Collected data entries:
-.-.-

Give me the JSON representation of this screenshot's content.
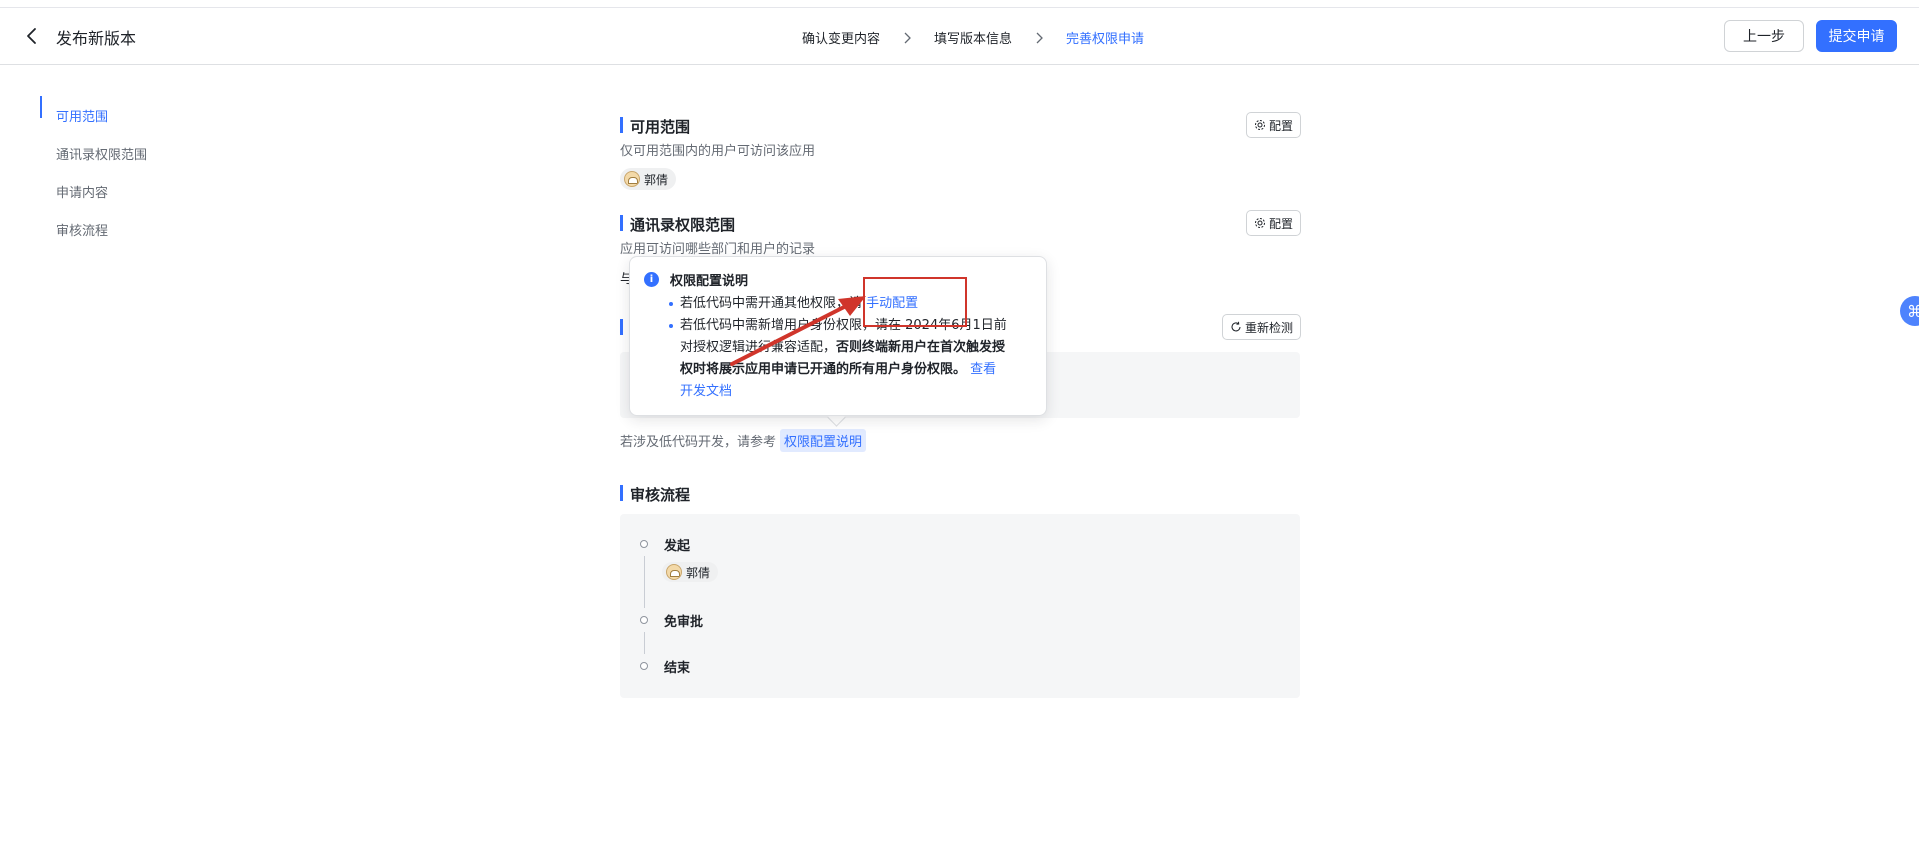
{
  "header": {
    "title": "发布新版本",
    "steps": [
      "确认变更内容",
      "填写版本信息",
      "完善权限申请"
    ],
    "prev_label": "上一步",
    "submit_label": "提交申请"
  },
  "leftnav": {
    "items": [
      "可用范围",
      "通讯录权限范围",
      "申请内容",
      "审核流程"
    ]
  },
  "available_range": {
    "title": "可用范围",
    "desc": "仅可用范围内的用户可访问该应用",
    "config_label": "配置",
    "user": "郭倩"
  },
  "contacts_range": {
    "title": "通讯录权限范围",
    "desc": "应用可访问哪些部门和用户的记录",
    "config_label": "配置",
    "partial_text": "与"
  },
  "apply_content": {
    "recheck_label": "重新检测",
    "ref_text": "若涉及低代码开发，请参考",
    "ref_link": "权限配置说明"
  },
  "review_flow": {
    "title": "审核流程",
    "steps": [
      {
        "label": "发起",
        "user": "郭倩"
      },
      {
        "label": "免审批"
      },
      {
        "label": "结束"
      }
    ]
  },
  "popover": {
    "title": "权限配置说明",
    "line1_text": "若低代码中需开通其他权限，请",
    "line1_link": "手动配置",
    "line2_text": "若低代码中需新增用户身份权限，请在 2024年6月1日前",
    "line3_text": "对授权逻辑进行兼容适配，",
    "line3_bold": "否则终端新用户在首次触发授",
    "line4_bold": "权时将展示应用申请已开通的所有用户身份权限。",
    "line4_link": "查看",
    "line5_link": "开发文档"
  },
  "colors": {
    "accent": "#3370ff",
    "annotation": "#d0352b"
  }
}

-.-.-

### Requirement
Read through the data and copy every line where "desc" shows up.

### Correct result
    "desc": "仅可用范围内的用户可访问该应用",
    "desc": "应用可访问哪些部门和用户的记录",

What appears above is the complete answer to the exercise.